PROMPT: Copy all entries without alteration and skip the pictures they hold.

AVAILABLE RECORDS:
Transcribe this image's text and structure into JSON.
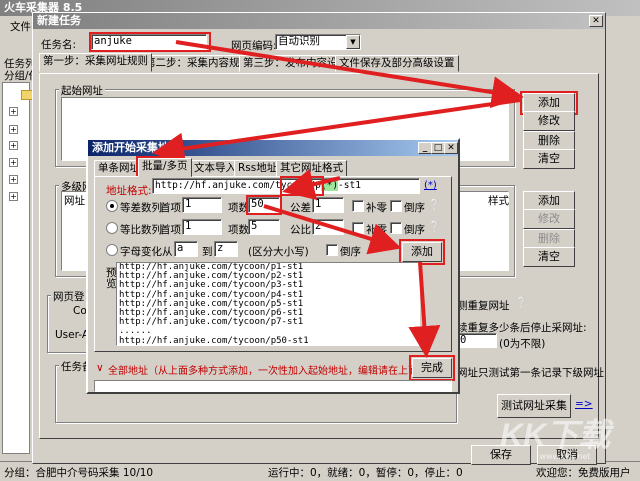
{
  "main_window": {
    "title": "火车采集器 8.5",
    "menu_first": "文件(",
    "sidebar_tab": "任务列",
    "sidebar_header": "分组/任"
  },
  "status_bar": {
    "left": "分组：合肥中介号码采集   10/10",
    "middle": "运行中：0，就绪：0，暂停：0，停止：0",
    "right": "欢迎您：免费版用户"
  },
  "new_task": {
    "title": "新建任务",
    "task_name_label": "任务名:",
    "task_name_value": "anjuke",
    "encoding_label": "网页编码:",
    "encoding_value": "自动识别",
    "tabs": [
      "第一步：采集网址规则",
      "第二步：采集内容规则",
      "第三步：发布内容设置",
      "文件保存及部分高级设置"
    ],
    "start_url_group": "起始网址",
    "start_buttons": [
      "添加",
      "修改",
      "删除",
      "清空"
    ],
    "multi_group": "多级网",
    "multi_header_left": "网址",
    "multi_header_right": "样式",
    "multi_buttons": [
      "添加",
      "修改",
      "删除",
      "清空"
    ],
    "page_group_label": "网页登",
    "page_cookie_label": "Coo",
    "page_ua_label": "User-A",
    "dup_label": "测重复网址",
    "stop_label": "续重复多少条后停止采网址:",
    "stop_value": "0",
    "stop_hint": "(0为不限)",
    "task_note_label": "任务备",
    "test_hint": "网址只测试第一条记录下级网址",
    "test_button": "测试网址采集",
    "test_arrows": "=>",
    "save_button": "保存",
    "cancel_button": "取消"
  },
  "dialog": {
    "title": "添加开始采集地址",
    "tabs": [
      "单条网址",
      "批量/多页",
      "文本导入",
      "Rss地址",
      "其它网址格式"
    ],
    "addr_label": "地址格式:",
    "addr_value": "http://hf.anjuke.com/tycoon/p(*)-st1",
    "addr_value_pre": "http://hf.anjuke.com/tycoon/p",
    "addr_value_wild": "(*)",
    "addr_value_post": "-st1",
    "wildcard_link": "(*)",
    "row1": {
      "label": "等差数列",
      "first_label": "首项",
      "first": "1",
      "count_label": "项数",
      "count": "50",
      "diff_label": "公差",
      "diff": "1",
      "pad_label": "补零",
      "rev_label": "倒序"
    },
    "row2": {
      "label": "等比数列",
      "first_label": "首项",
      "first": "1",
      "count_label": "项数",
      "count": "5",
      "ratio_label": "公比",
      "ratio": "2",
      "pad_label": "补零",
      "rev_label": "倒序"
    },
    "row3": {
      "label": "字母变化",
      "from_label": "从",
      "from": "a",
      "to_label": "到",
      "to": "z",
      "case_note": "(区分大小写)",
      "rev_label": "倒序"
    },
    "add_button": "添加",
    "preview_label": "预览",
    "preview_lines": [
      "http://hf.anjuke.com/tycoon/p1-st1",
      "http://hf.anjuke.com/tycoon/p2-st1",
      "http://hf.anjuke.com/tycoon/p3-st1",
      "http://hf.anjuke.com/tycoon/p4-st1",
      "http://hf.anjuke.com/tycoon/p5-st1",
      "http://hf.anjuke.com/tycoon/p6-st1",
      "http://hf.anjuke.com/tycoon/p7-st1",
      "......",
      "http://hf.anjuke.com/tycoon/p50-st1"
    ],
    "footer_note": "全部地址（从上面多种方式添加，一次性加入起始地址，编辑请在上面右击）",
    "done_button": "完成"
  },
  "watermark": "KK下载",
  "watermark_small": "www.kkx.net",
  "colors": {
    "arrow": "#e02020",
    "title_active": "#0a246a",
    "url_link": "#0000cc"
  }
}
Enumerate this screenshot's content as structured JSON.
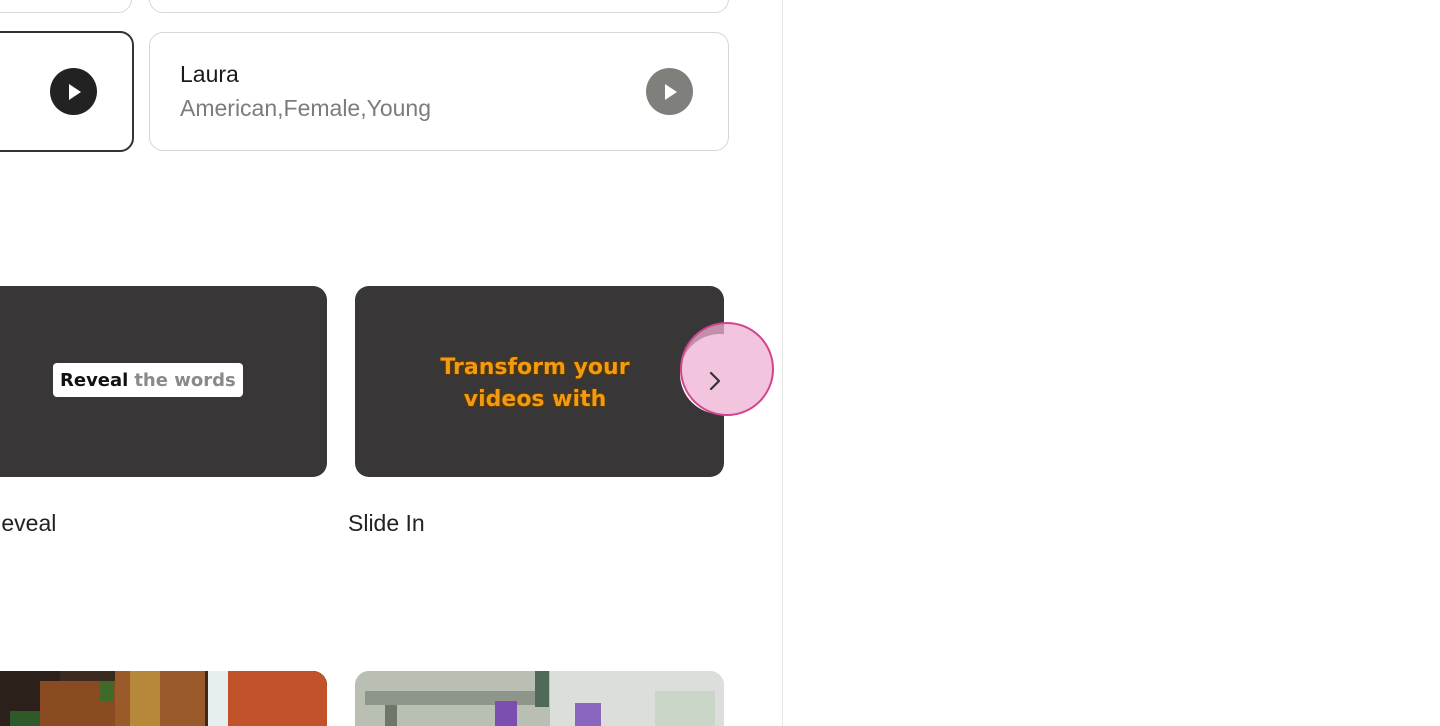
{
  "voices": {
    "laura": {
      "name": "Laura",
      "tags": "American,Female,Young"
    }
  },
  "animations": {
    "reveal": {
      "label": "t Reveal",
      "preview_strong": "Reveal",
      "preview_muted": "the words"
    },
    "slide": {
      "label": "Slide In",
      "preview_text": "Transform your videos with"
    }
  },
  "icons": {
    "play": "play-icon",
    "next": "chevron-right-icon"
  },
  "colors": {
    "selected_border": "#333333",
    "play_dark": "#222222",
    "play_grey": "#7f7f7b",
    "thumb_bg": "#383637",
    "slide_text": "#f29a13",
    "next_ring": "#d2458b",
    "next_fill": "#eeb0d2"
  }
}
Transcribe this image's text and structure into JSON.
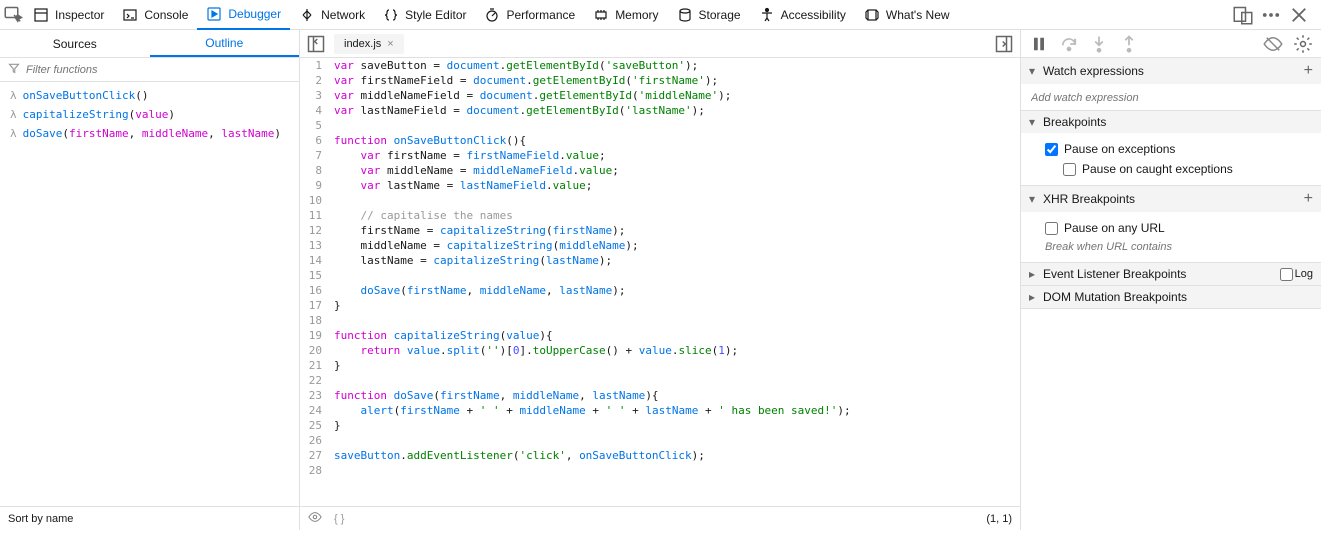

THE RESPONSE:
Transcribe this image's text and structure into JSON.
{
  "main_window": {
    "title": "火车采集器 8.5",
    "menu_first": "文件(",
    "sidebar_tab": "任务列",
    "sidebar_header": "分组/任"
  },
  "status_bar": {
    "left": "分组：合肥中介号码采集   10/10",
    "middle": "运行中：0，就绪：0，暂停：0，停止：0",
    "right": "欢迎您：免费版用户"
  },
  "new_task": {
    "title": "新建任务",
    "task_name_label": "任务名:",
    "task_name_value": "anjuke",
    "encoding_label": "网页编码:",
    "encoding_value": "自动识别",
    "tabs": [
      "第一步：采集网址规则",
      "第二步：采集内容规则",
      "第三步：发布内容设置",
      "文件保存及部分高级设置"
    ],
    "start_url_group": "起始网址",
    "start_buttons": [
      "添加",
      "修改",
      "删除",
      "清空"
    ],
    "multi_group": "多级网",
    "multi_header_left": "网址",
    "multi_header_right": "样式",
    "multi_buttons": [
      "添加",
      "修改",
      "删除",
      "清空"
    ],
    "page_group_label": "网页登",
    "page_cookie_label": "Coo",
    "page_ua_label": "User-A",
    "dup_label": "测重复网址",
    "stop_label": "续重复多少条后停止采网址:",
    "stop_value": "0",
    "stop_hint": "(0为不限)",
    "task_note_label": "任务备",
    "test_hint": "网址只测试第一条记录下级网址",
    "test_button": "测试网址采集",
    "test_arrows": "=>",
    "save_button": "保存",
    "cancel_button": "取消"
  },
  "dialog": {
    "title": "添加开始采集地址",
    "tabs": [
      "单条网址",
      "批量/多页",
      "文本导入",
      "Rss地址",
      "其它网址格式"
    ],
    "addr_label": "地址格式:",
    "addr_value": "http://hf.anjuke.com/tycoon/p(*)-st1",
    "addr_value_pre": "http://hf.anjuke.com/tycoon/p",
    "addr_value_wild": "(*)",
    "addr_value_post": "-st1",
    "wildcard_link": "(*)",
    "row1": {
      "label": "等差数列",
      "first_label": "首项",
      "first": "1",
      "count_label": "项数",
      "count": "50",
      "diff_label": "公差",
      "diff": "1",
      "pad_label": "补零",
      "rev_label": "倒序"
    },
    "row2": {
      "label": "等比数列",
      "first_label": "首项",
      "first": "1",
      "count_label": "项数",
      "count": "5",
      "ratio_label": "公比",
      "ratio": "2",
      "pad_label": "补零",
      "rev_label": "倒序"
    },
    "row3": {
      "label": "字母变化",
      "from_label": "从",
      "from": "a",
      "to_label": "到",
      "to": "z",
      "case_note": "(区分大小写)",
      "rev_label": "倒序"
    },
    "add_button": "添加",
    "preview_label": "预览",
    "preview_lines": [
      "http://hf.anjuke.com/tycoon/p1-st1",
      "http://hf.anjuke.com/tycoon/p2-st1",
      "http://hf.anjuke.com/tycoon/p3-st1",
      "http://hf.anjuke.com/tycoon/p4-st1",
      "http://hf.anjuke.com/tycoon/p5-st1",
      "http://hf.anjuke.com/tycoon/p6-st1",
      "http://hf.anjuke.com/tycoon/p7-st1",
      "......",
      "http://hf.anjuke.com/tycoon/p50-st1"
    ],
    "footer_note": "全部地址（从上面多种方式添加，一次性加入起始地址，编辑请在上面右击）",
    "done_button": "完成"
  },
  "watermark": "KK下载",
  "watermark_small": "www.kkx.net",
  "colors": {
    "arrow": "#e02020",
    "title_active": "#0a246a",
    "url_link": "#0000cc"
  }
}
Enumerate this screenshot's content as structured JSON.
{
  "voices": {
    "laura": {
      "name": "Laura",
      "tags": "American,Female,Young"
    }
  },
  "animations": {
    "reveal": {
      "label": "t Reveal",
      "preview_strong": "Reveal",
      "preview_muted": "the words"
    },
    "slide": {
      "label": "Slide In",
      "preview_text": "Transform your videos with"
    }
  },
  "icons": {
    "play": "play-icon",
    "next": "chevron-right-icon"
  },
  "colors": {
    "selected_border": "#333333",
    "play_dark": "#222222",
    "play_grey": "#7f7f7b",
    "thumb_bg": "#383637",
    "slide_text": "#f29a13",
    "next_ring": "#d2458b",
    "next_fill": "#eeb0d2"
  }
}
Transcribe this image's text and structure into JSON.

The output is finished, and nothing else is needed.